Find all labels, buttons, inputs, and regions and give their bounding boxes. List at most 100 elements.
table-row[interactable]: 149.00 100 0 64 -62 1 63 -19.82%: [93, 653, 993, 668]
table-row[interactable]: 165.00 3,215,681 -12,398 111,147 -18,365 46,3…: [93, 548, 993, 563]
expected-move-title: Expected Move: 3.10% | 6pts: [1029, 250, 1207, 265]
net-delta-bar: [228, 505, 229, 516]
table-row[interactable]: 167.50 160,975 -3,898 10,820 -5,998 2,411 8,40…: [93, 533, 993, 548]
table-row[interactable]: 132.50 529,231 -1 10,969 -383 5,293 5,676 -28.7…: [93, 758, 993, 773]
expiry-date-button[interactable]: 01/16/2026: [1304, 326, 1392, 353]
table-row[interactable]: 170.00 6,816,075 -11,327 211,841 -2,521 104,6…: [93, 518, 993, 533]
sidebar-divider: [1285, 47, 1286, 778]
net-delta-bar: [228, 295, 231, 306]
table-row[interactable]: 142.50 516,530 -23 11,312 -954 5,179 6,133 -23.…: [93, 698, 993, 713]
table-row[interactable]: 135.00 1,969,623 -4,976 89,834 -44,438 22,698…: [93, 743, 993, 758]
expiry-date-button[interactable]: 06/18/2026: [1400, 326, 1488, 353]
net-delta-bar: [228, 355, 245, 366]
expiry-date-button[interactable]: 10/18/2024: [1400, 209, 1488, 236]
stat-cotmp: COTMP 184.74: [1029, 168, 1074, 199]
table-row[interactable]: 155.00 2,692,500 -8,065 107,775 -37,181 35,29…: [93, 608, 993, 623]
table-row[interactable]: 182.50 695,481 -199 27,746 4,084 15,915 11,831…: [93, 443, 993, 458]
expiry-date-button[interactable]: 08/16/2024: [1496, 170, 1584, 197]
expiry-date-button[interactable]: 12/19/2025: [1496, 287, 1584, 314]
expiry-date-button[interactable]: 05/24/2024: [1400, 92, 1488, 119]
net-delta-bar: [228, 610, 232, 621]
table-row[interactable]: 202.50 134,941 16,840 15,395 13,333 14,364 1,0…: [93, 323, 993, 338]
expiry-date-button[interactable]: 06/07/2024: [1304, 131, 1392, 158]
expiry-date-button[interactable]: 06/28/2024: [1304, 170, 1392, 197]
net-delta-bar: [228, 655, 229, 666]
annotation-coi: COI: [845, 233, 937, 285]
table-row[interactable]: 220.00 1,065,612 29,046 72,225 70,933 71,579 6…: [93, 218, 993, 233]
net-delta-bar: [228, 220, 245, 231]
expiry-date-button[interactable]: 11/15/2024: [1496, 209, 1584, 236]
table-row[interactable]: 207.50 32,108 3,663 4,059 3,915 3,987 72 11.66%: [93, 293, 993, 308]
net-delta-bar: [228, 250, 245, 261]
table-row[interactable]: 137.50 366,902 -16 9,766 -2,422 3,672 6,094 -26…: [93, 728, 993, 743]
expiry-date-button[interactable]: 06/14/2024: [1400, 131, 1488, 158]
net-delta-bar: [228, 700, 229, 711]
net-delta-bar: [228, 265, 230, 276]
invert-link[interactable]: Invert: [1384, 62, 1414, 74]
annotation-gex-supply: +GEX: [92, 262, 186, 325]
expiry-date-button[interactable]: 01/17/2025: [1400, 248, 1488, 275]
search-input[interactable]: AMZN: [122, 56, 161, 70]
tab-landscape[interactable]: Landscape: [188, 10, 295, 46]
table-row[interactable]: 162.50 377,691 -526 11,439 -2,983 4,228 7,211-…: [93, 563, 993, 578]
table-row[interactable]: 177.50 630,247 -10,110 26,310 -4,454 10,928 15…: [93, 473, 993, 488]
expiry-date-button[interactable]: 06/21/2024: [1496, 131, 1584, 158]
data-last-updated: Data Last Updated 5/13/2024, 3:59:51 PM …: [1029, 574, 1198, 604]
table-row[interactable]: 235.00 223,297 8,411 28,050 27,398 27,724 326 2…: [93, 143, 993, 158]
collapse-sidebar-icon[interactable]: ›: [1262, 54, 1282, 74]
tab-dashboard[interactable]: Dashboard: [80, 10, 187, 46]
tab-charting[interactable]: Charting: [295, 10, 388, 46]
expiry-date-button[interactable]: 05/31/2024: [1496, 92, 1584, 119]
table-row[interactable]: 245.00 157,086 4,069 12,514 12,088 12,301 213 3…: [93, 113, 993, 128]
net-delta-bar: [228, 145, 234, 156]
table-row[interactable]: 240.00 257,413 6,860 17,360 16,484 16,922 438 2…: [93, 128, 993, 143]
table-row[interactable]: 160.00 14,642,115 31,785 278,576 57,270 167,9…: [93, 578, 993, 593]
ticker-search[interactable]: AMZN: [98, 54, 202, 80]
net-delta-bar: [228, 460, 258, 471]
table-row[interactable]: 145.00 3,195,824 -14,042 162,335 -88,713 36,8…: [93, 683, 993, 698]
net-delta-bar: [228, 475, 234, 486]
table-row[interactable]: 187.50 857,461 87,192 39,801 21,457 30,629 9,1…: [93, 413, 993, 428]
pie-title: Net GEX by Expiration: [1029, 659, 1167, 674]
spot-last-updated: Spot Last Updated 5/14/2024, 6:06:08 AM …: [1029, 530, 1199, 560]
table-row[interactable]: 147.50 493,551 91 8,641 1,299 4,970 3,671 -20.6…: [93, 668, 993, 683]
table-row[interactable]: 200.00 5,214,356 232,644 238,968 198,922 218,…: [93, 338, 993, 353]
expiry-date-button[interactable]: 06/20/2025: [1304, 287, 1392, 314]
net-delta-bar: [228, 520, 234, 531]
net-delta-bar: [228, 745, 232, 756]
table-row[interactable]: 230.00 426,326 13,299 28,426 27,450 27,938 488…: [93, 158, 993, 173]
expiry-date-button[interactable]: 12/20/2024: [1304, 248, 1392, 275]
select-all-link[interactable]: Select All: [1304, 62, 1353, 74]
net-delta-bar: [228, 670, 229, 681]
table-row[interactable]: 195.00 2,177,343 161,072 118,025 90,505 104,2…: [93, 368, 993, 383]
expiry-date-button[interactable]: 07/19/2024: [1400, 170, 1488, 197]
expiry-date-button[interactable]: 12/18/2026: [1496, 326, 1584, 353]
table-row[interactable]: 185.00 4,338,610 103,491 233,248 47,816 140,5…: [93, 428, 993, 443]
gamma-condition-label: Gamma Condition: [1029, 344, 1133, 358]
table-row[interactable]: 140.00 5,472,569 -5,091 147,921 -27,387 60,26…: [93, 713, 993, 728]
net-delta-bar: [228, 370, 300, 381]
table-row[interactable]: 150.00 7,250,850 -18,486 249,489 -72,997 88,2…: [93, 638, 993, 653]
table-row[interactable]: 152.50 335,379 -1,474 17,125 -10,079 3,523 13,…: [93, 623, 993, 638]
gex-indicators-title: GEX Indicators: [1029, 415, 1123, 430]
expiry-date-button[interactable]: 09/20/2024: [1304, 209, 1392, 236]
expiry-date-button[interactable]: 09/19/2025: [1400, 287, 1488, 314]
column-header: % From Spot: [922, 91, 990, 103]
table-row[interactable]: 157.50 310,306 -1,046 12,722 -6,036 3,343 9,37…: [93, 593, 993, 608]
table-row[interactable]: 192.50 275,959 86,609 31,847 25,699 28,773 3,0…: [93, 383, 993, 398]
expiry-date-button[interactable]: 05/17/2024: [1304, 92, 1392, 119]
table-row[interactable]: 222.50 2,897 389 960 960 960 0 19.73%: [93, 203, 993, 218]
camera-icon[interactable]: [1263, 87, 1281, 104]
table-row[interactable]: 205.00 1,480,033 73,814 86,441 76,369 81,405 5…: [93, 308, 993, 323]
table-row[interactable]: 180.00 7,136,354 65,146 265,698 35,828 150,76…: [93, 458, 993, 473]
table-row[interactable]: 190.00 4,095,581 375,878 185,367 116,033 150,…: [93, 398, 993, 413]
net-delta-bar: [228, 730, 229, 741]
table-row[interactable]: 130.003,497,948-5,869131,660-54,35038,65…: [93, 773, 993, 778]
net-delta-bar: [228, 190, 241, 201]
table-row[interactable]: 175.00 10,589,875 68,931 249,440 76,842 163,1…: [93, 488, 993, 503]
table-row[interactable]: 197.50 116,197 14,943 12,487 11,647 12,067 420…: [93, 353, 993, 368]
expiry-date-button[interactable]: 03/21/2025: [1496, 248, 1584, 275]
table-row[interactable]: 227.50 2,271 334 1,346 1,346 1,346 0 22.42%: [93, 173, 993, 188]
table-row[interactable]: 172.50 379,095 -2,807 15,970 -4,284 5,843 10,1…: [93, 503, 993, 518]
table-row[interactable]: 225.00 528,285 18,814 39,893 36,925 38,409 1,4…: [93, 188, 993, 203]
○ ○ ○ ○ ○
Copy the records word for word, starting at the first line and ending at the line that contains "sidebar-divider: [1285, 47, 1286, 778]", including both of those lines.

Find all labels, buttons, inputs, and regions and give their bounding boxes. List at most 100 elements.
table-row[interactable]: 149.00 100 0 64 -62 1 63 -19.82%: [93, 653, 993, 668]
table-row[interactable]: 165.00 3,215,681 -12,398 111,147 -18,365 46,3…: [93, 548, 993, 563]
expected-move-title: Expected Move: 3.10% | 6pts: [1029, 250, 1207, 265]
net-delta-bar: [228, 505, 229, 516]
table-row[interactable]: 167.50 160,975 -3,898 10,820 -5,998 2,411 8,40…: [93, 533, 993, 548]
table-row[interactable]: 132.50 529,231 -1 10,969 -383 5,293 5,676 -28.7…: [93, 758, 993, 773]
expiry-date-button[interactable]: 01/16/2026: [1304, 326, 1392, 353]
table-row[interactable]: 170.00 6,816,075 -11,327 211,841 -2,521 104,6…: [93, 518, 993, 533]
sidebar-divider: [1285, 47, 1286, 778]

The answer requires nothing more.